> _Job_
Please output every line of the data below as a numbered list, skipping blank lines and leaving out the pictures.

Layout annotation records
★ ★ ★ ★

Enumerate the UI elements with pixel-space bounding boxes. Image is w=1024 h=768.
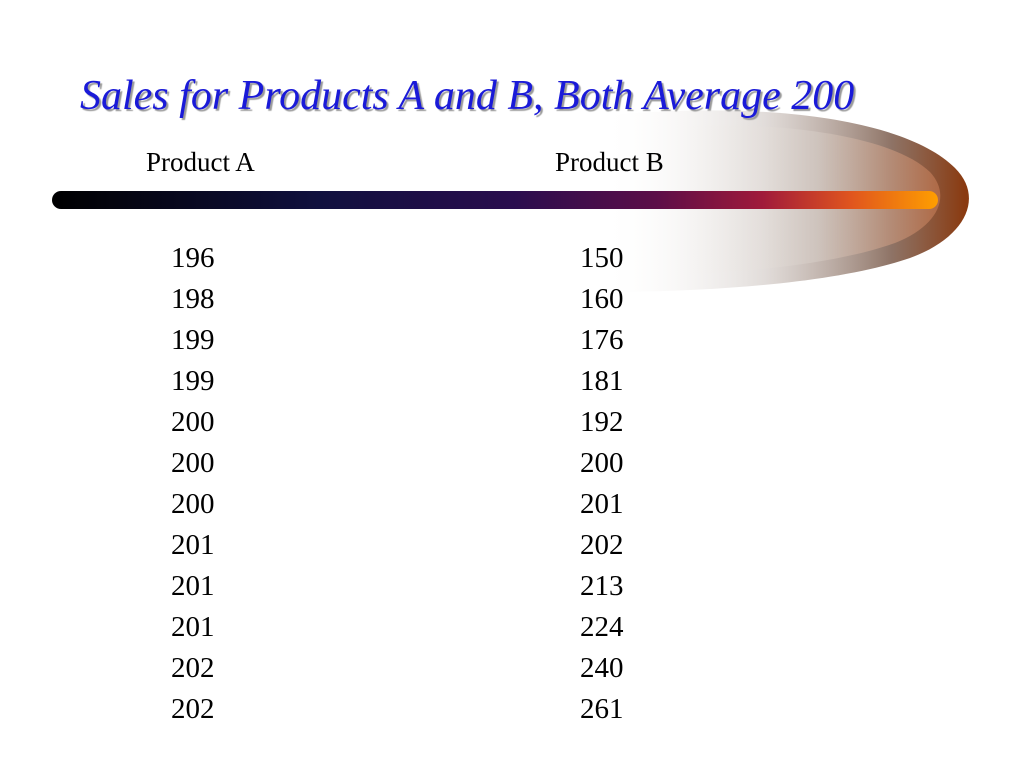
product-a-value: 199 [171, 365, 215, 397]
product-b-value: 192 [580, 406, 624, 438]
product-b-value: 150 [580, 242, 624, 274]
product-a-value: 200 [171, 488, 215, 520]
product-a-value: 201 [171, 611, 215, 643]
product-a-value: 202 [171, 693, 215, 725]
product-b-values: 150 160 176 181 192 200 201 202 213 224 … [580, 238, 624, 730]
product-a-value: 201 [171, 570, 215, 602]
product-a-value: 201 [171, 529, 215, 561]
product-a-value: 198 [171, 283, 215, 315]
product-a-value: 199 [171, 324, 215, 356]
product-b-value: 213 [580, 570, 624, 602]
product-b-value: 181 [580, 365, 624, 397]
slide-title: Sales for Products A and B, Both Average… [80, 73, 855, 119]
product-a-values: 196 198 199 199 200 200 200 201 201 201 … [171, 238, 215, 730]
product-a-value: 196 [171, 242, 215, 274]
product-b-value: 200 [580, 447, 624, 479]
product-b-value: 176 [580, 324, 624, 356]
product-b-value: 160 [580, 283, 624, 315]
product-b-value: 240 [580, 652, 624, 684]
product-a-value: 202 [171, 652, 215, 684]
divider-bar [52, 191, 938, 209]
product-b-value: 201 [580, 488, 624, 520]
product-b-value: 261 [580, 693, 624, 725]
product-a-value: 200 [171, 447, 215, 479]
product-a-header: Product A [146, 147, 255, 177]
product-b-value: 224 [580, 611, 624, 643]
product-b-value: 202 [580, 529, 624, 561]
product-b-header: Product B [555, 147, 664, 177]
product-a-value: 200 [171, 406, 215, 438]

★ ★ ★ ★

> _Answer for the task_
1. Enumerate the UI elements with pixel-space bounding boxes. Image is w=1024 h=768.
2. product-a-value: 199 [171, 365, 215, 397]
3. product-b-value: 192 [580, 406, 624, 438]
4. product-b-value: 150 [580, 242, 624, 274]
5. product-a-value: 200 [171, 488, 215, 520]
6. product-a-value: 201 [171, 611, 215, 643]
7. product-a-value: 202 [171, 693, 215, 725]
8. product-b-values: 150 160 176 181 192 200 201 202 213 224 … [580, 238, 624, 730]
9. product-a-value: 201 [171, 570, 215, 602]
10. product-a-value: 201 [171, 529, 215, 561]
11. product-a-value: 198 [171, 283, 215, 315]
12. product-a-value: 199 [171, 324, 215, 356]
13. product-b-value: 213 [580, 570, 624, 602]
14. product-b-value: 181 [580, 365, 624, 397]
15. slide-title: Sales for Products A and B, Both Average… [80, 73, 855, 119]
16. product-a-values: 196 198 199 199 200 200 200 201 201 201 … [171, 238, 215, 730]
17. product-a-value: 196 [171, 242, 215, 274]
18. product-b-value: 200 [580, 447, 624, 479]
19. product-b-value: 176 [580, 324, 624, 356]
20. product-b-value: 160 [580, 283, 624, 315]
21. product-b-value: 240 [580, 652, 624, 684]
22. product-a-value: 202 [171, 652, 215, 684]
23. divider-bar [52, 191, 938, 209]
24. product-b-value: 201 [580, 488, 624, 520]
25. product-b-value: 261 [580, 693, 624, 725]
26. product-a-value: 200 [171, 447, 215, 479]
27. product-a-header: Product A [146, 147, 255, 177]
28. product-b-value: 224 [580, 611, 624, 643]
29. product-b-value: 202 [580, 529, 624, 561]
30. product-b-header: Product B [555, 147, 664, 177]
31. product-a-value: 200 [171, 406, 215, 438]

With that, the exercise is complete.